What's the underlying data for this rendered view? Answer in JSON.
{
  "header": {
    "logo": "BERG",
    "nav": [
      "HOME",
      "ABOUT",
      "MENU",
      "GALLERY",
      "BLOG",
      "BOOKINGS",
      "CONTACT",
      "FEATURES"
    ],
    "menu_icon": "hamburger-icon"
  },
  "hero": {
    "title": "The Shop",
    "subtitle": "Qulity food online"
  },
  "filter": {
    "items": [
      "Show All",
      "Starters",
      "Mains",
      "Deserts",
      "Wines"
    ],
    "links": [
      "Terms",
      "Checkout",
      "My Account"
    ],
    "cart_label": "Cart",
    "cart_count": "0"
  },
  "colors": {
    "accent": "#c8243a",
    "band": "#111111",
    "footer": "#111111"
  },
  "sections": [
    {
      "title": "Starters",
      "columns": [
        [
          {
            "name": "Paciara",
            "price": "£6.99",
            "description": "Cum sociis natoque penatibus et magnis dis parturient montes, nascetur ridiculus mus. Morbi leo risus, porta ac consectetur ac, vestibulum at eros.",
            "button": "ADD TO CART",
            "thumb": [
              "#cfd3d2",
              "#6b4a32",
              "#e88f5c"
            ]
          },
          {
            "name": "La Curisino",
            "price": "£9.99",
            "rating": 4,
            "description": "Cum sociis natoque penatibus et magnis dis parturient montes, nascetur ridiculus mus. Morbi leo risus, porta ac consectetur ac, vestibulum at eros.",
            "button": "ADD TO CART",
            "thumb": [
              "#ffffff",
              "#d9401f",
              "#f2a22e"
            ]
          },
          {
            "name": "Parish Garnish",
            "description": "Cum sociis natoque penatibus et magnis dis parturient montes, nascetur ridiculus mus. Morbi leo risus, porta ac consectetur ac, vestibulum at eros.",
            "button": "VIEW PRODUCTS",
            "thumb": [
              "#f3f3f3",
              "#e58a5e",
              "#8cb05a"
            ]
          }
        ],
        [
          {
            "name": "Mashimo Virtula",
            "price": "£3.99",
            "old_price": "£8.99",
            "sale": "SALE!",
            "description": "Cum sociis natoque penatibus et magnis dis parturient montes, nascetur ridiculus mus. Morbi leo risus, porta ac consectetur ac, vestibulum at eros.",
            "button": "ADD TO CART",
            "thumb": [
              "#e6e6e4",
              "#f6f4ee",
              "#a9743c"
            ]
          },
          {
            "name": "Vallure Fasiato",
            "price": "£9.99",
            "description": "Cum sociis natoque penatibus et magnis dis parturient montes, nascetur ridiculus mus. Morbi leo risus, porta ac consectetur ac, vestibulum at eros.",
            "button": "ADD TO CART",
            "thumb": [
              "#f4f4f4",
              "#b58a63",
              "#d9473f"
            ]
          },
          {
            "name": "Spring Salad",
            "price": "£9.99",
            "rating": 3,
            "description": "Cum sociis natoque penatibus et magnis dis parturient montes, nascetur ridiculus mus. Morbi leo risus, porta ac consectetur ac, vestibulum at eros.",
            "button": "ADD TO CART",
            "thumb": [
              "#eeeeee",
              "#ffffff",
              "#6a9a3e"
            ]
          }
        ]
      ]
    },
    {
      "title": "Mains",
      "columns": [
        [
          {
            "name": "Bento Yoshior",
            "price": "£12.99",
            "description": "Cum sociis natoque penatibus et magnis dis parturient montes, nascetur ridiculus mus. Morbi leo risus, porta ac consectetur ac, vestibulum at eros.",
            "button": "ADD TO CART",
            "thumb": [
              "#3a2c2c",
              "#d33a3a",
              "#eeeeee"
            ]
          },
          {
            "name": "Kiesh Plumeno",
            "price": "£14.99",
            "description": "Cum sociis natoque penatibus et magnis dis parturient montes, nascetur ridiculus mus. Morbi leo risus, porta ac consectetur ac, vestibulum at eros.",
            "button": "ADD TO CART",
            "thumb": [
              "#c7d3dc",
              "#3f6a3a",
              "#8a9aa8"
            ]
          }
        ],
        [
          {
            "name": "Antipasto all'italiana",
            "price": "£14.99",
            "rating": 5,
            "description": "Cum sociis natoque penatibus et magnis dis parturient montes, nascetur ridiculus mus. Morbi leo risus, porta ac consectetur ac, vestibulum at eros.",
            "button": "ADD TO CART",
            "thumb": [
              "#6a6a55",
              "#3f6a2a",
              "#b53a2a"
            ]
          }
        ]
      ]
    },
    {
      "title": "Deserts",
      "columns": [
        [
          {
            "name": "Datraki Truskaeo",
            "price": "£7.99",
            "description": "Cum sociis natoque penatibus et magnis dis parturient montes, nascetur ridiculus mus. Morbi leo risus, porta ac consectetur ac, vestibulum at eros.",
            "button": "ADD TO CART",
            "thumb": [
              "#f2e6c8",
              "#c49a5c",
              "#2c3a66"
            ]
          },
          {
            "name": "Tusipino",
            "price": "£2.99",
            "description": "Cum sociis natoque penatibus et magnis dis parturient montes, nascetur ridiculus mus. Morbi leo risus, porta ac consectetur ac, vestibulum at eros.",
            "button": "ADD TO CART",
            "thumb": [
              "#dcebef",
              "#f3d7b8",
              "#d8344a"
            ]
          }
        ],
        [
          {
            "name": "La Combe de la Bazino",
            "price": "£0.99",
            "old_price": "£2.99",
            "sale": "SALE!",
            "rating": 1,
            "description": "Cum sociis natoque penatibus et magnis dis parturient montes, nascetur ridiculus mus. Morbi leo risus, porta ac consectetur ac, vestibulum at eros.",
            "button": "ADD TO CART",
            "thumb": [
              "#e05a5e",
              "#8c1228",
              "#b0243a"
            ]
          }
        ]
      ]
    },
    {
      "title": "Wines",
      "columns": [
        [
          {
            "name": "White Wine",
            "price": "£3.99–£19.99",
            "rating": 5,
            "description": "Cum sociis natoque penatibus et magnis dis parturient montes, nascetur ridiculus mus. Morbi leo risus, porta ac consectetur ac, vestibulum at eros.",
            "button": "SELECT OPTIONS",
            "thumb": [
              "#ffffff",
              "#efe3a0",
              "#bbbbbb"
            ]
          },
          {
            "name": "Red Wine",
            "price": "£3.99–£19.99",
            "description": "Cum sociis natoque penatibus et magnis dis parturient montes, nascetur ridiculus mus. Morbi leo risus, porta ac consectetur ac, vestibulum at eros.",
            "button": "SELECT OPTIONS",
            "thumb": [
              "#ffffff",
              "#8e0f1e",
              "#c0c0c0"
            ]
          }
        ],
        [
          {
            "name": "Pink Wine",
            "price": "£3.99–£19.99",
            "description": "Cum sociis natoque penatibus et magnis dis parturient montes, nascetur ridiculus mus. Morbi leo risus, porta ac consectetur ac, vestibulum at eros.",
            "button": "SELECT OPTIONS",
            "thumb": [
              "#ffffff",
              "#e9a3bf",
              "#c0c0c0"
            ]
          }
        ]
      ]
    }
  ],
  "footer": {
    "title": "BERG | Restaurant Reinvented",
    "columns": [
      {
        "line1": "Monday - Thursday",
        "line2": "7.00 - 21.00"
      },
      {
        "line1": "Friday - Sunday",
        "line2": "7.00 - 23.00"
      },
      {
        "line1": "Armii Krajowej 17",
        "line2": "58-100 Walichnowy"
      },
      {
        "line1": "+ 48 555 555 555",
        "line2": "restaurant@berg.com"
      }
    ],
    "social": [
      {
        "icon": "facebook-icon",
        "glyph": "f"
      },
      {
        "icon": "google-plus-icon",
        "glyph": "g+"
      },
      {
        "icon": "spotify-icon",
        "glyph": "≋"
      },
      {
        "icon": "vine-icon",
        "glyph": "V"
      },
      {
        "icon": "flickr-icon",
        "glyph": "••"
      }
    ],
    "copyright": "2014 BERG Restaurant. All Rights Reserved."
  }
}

****************************************

→ Work to complete
Look through the entries above and report the number of lines that contain "icon". Write only the number.

→ The output
6